* WHAT YOU WILL DO *
The entries are to be returned exactly, with images left out.
··· DATASET RECORDS
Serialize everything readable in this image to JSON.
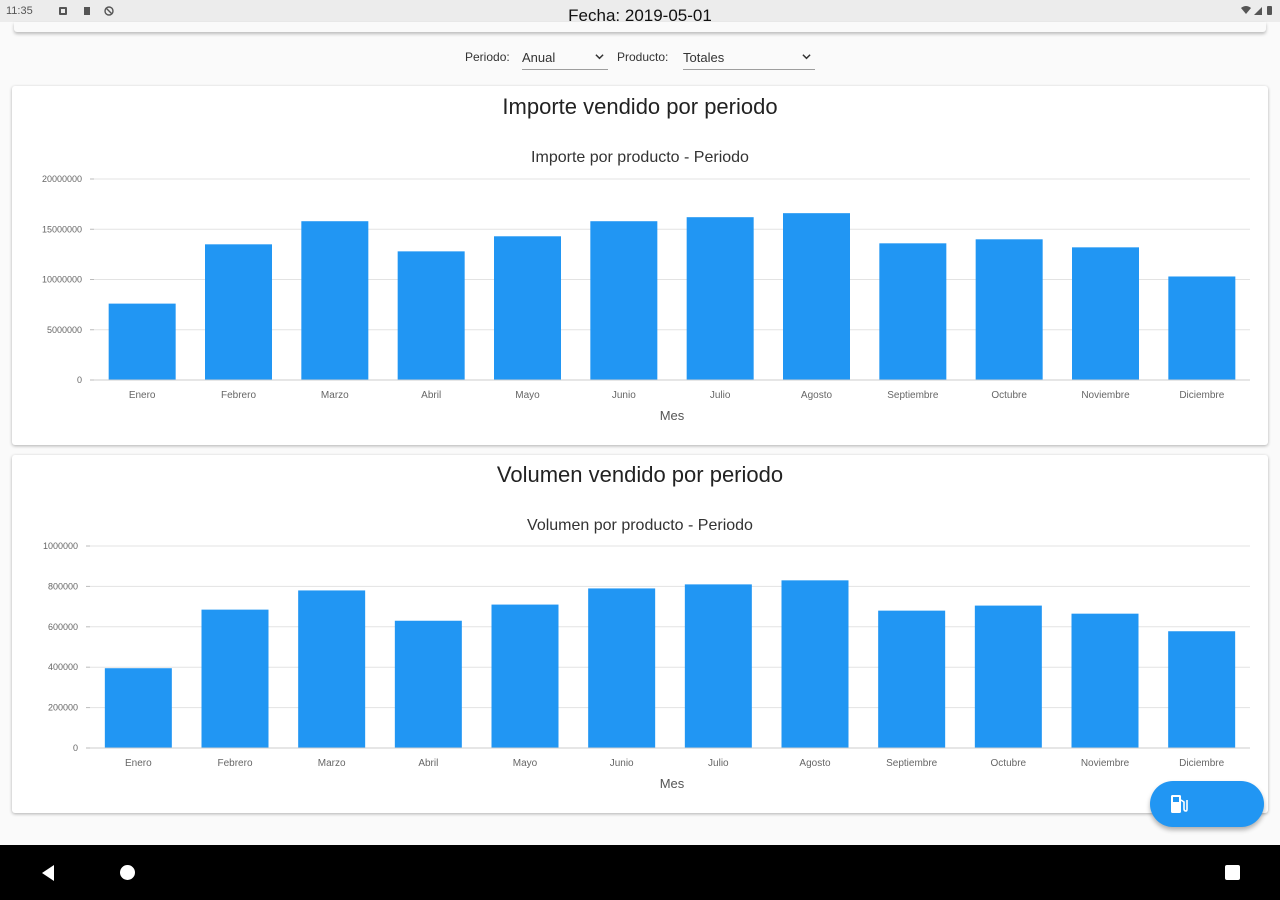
{
  "status_bar": {
    "time": "11:35"
  },
  "header": {
    "title": "Fecha: 2019-05-01"
  },
  "filters": {
    "periodo_label": "Periodo:",
    "periodo_value": "Anual",
    "producto_label": "Producto:",
    "producto_value": "Totales"
  },
  "colors": {
    "bar": "#2196f3",
    "fab": "#2196f3"
  },
  "fab": {
    "icon": "gas-station-icon"
  },
  "cards": [
    {
      "title": "Importe vendido por periodo"
    },
    {
      "title": "Volumen vendido por periodo"
    }
  ],
  "chart_data": [
    {
      "type": "bar",
      "title": "Importe por producto - Periodo",
      "xlabel": "Mes",
      "ylabel": "",
      "ylim": [
        0,
        20000000
      ],
      "yticks": [
        0,
        5000000,
        10000000,
        15000000,
        20000000
      ],
      "categories": [
        "Enero",
        "Febrero",
        "Marzo",
        "Abril",
        "Mayo",
        "Junio",
        "Julio",
        "Agosto",
        "Septiembre",
        "Octubre",
        "Noviembre",
        "Diciembre"
      ],
      "values": [
        7600000,
        13500000,
        15800000,
        12800000,
        14300000,
        15800000,
        16200000,
        16600000,
        13600000,
        14000000,
        13200000,
        10300000
      ]
    },
    {
      "type": "bar",
      "title": "Volumen por producto - Periodo",
      "xlabel": "Mes",
      "ylabel": "",
      "ylim": [
        0,
        1000000
      ],
      "yticks": [
        0,
        200000,
        400000,
        600000,
        800000,
        1000000
      ],
      "categories": [
        "Enero",
        "Febrero",
        "Marzo",
        "Abril",
        "Mayo",
        "Junio",
        "Julio",
        "Agosto",
        "Septiembre",
        "Octubre",
        "Noviembre",
        "Diciembre"
      ],
      "values": [
        395000,
        685000,
        780000,
        630000,
        710000,
        790000,
        810000,
        830000,
        680000,
        705000,
        665000,
        578000
      ]
    }
  ]
}
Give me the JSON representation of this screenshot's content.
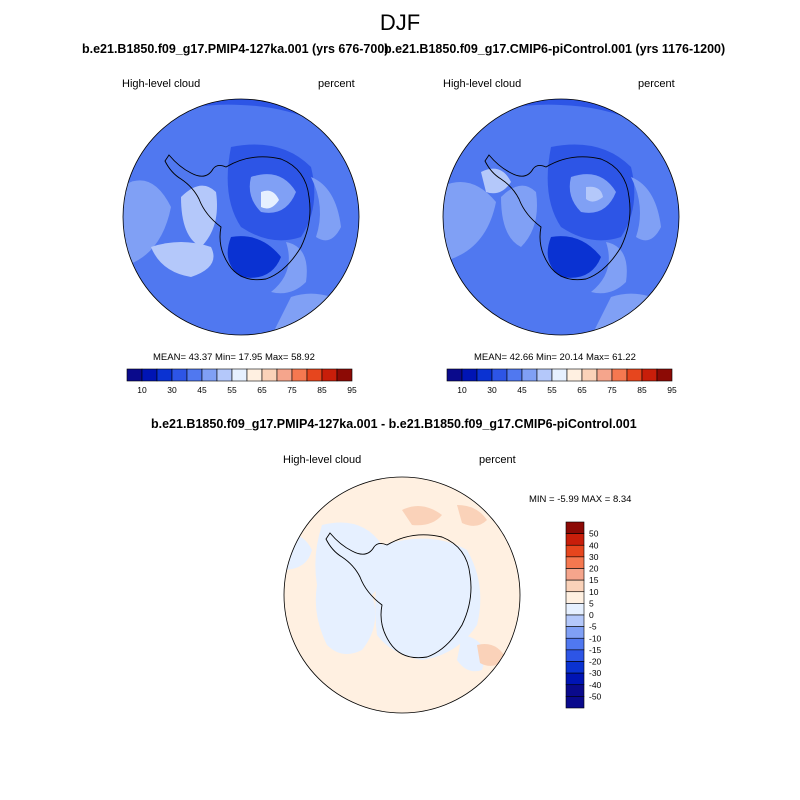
······
* FULL SOLUTION *
Serialize everything readable in this image to JSON.
{
  "status_bar": {
    "time": "11:35"
  },
  "header": {
    "title": "Fecha: 2019-05-01"
  },
  "filters": {
    "periodo_label": "Periodo:",
    "periodo_value": "Anual",
    "producto_label": "Producto:",
    "producto_value": "Totales"
  },
  "colors": {
    "bar": "#2196f3",
    "fab": "#2196f3"
  },
  "fab": {
    "icon": "gas-station-icon"
  },
  "cards": [
    {
      "title": "Importe vendido por periodo"
    },
    {
      "title": "Volumen vendido por periodo"
    }
  ],
  "chart_data": [
    {
      "type": "bar",
      "title": "Importe por producto - Periodo",
      "xlabel": "Mes",
      "ylabel": "",
      "ylim": [
        0,
        20000000
      ],
      "yticks": [
        0,
        5000000,
        10000000,
        15000000,
        20000000
      ],
      "categories": [
        "Enero",
        "Febrero",
        "Marzo",
        "Abril",
        "Mayo",
        "Junio",
        "Julio",
        "Agosto",
        "Septiembre",
        "Octubre",
        "Noviembre",
        "Diciembre"
      ],
      "values": [
        7600000,
        13500000,
        15800000,
        12800000,
        14300000,
        15800000,
        16200000,
        16600000,
        13600000,
        14000000,
        13200000,
        10300000
      ]
    },
    {
      "type": "bar",
      "title": "Volumen por producto - Periodo",
      "xlabel": "Mes",
      "ylabel": "",
      "ylim": [
        0,
        1000000
      ],
      "yticks": [
        0,
        200000,
        400000,
        600000,
        800000,
        1000000
      ],
      "categories": [
        "Enero",
        "Febrero",
        "Marzo",
        "Abril",
        "Mayo",
        "Junio",
        "Julio",
        "Agosto",
        "Septiembre",
        "Octubre",
        "Noviembre",
        "Diciembre"
      ],
      "values": [
        395000,
        685000,
        780000,
        630000,
        710000,
        790000,
        810000,
        830000,
        680000,
        705000,
        665000,
        578000
      ]
    }
  ]
}
Give me the JSON representation of this screenshot's content.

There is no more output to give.